In the material below, find all lines with the string "JSON" and copy them.

------ INPUT FOR THIS TASK

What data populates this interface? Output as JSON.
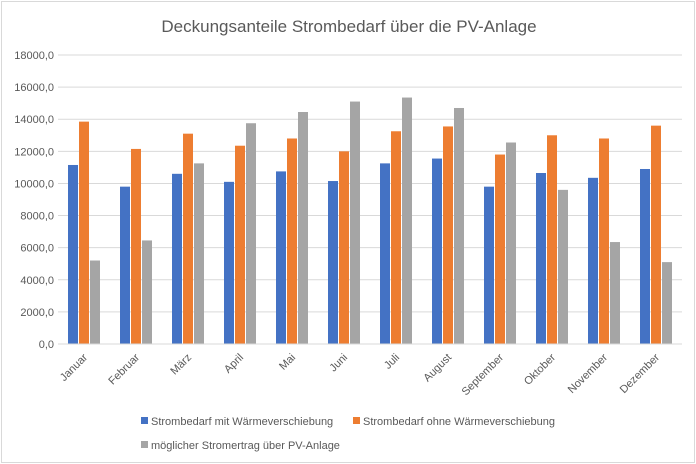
{
  "chart_data": {
    "type": "bar",
    "title": "Deckungsanteile Strombedarf über die PV-Anlage",
    "categories": [
      "Januar",
      "Februar",
      "März",
      "April",
      "Mai",
      "Juni",
      "Juli",
      "August",
      "September",
      "Oktober",
      "November",
      "Dezember"
    ],
    "series": [
      {
        "name": "Strombedarf mit Wärmeverschiebung",
        "color": "#4472c4",
        "values": [
          11150,
          9800,
          10600,
          10100,
          10750,
          10150,
          11250,
          11550,
          9800,
          10650,
          10350,
          10900
        ]
      },
      {
        "name": "Strombedarf ohne Wärmeverschiebung",
        "color": "#ed7d31",
        "values": [
          13850,
          12150,
          13100,
          12350,
          12800,
          12000,
          13250,
          13550,
          11800,
          13000,
          12800,
          13600
        ]
      },
      {
        "name": "möglicher Stromertrag über PV-Anlage",
        "color": "#a5a5a5",
        "values": [
          5200,
          6450,
          11250,
          13750,
          14450,
          15100,
          15350,
          14700,
          12550,
          9600,
          6350,
          5100
        ]
      }
    ],
    "ylim": [
      0,
      18000
    ],
    "yticks": [
      "0,0",
      "2000,0",
      "4000,0",
      "6000,0",
      "8000,0",
      "10000,0",
      "12000,0",
      "14000,0",
      "16000,0",
      "18000,0"
    ],
    "grid": true,
    "legend_position": "bottom"
  }
}
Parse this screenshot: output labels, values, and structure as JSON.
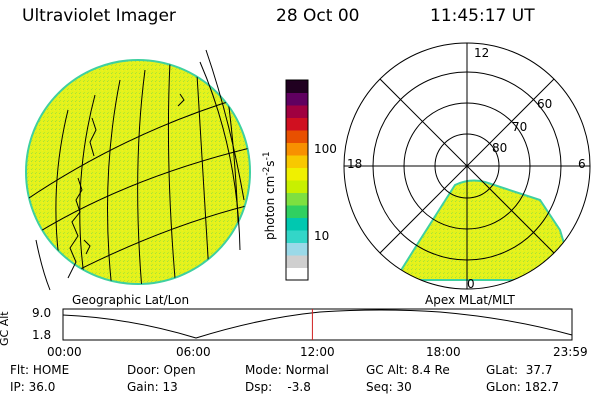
{
  "header": {
    "title": "Ultraviolet Imager",
    "date": "28 Oct 00",
    "time": "11:45:17 UT"
  },
  "colorbar": {
    "unit_base": "photon cm",
    "unit_exp1": "-2",
    "unit_mid": "s",
    "unit_exp2": "-1",
    "tick_labels": [
      "100",
      "10"
    ],
    "colors": [
      "#ffffff",
      "#cfcfcf",
      "#9ad9e8",
      "#33d6c8",
      "#00c8b0",
      "#30d060",
      "#7ee040",
      "#c8f000",
      "#f0f000",
      "#f8c800",
      "#f89000",
      "#e85000",
      "#d01020",
      "#a00040",
      "#600060",
      "#200020"
    ]
  },
  "left_panel": {
    "label": "Geographic Lat/Lon"
  },
  "right_panel": {
    "label": "Apex MLat/MLT",
    "mlt_labels": [
      "12",
      "18",
      "6",
      "0"
    ],
    "lat_labels": [
      "60",
      "70",
      "80"
    ]
  },
  "altitude_plot": {
    "ylabel": "GC Alt",
    "yticks": [
      "9.0",
      "1.8"
    ],
    "xticks": [
      "00:00",
      "06:00",
      "12:00",
      "18:00",
      "23:59"
    ],
    "marker_fraction": 0.49
  },
  "footer": {
    "row1": [
      {
        "label": "Flt:",
        "value": "HOME"
      },
      {
        "label": "Door:",
        "value": "Open"
      },
      {
        "label": "Mode:",
        "value": "Normal"
      },
      {
        "label": "GC Alt:",
        "value": "8.4 Re"
      },
      {
        "label": "GLat:",
        "value": "37.7"
      }
    ],
    "row2": [
      {
        "label": "IP:",
        "value": "36.0"
      },
      {
        "label": "Gain:",
        "value": "13"
      },
      {
        "label": "Dsp:",
        "value": "-3.8"
      },
      {
        "label": "Seq:",
        "value": "30"
      },
      {
        "label": "GLon:",
        "value": "182.7"
      }
    ]
  },
  "colors": {
    "image_fill": "#e4f21c",
    "image_edge": "#3fd0a0",
    "marker": "#d02020"
  }
}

------------

**PROBLEM SOLUTION**
What data populates this interface? Output as JSON.
Parse this screenshot: output labels, values, and structure as JSON.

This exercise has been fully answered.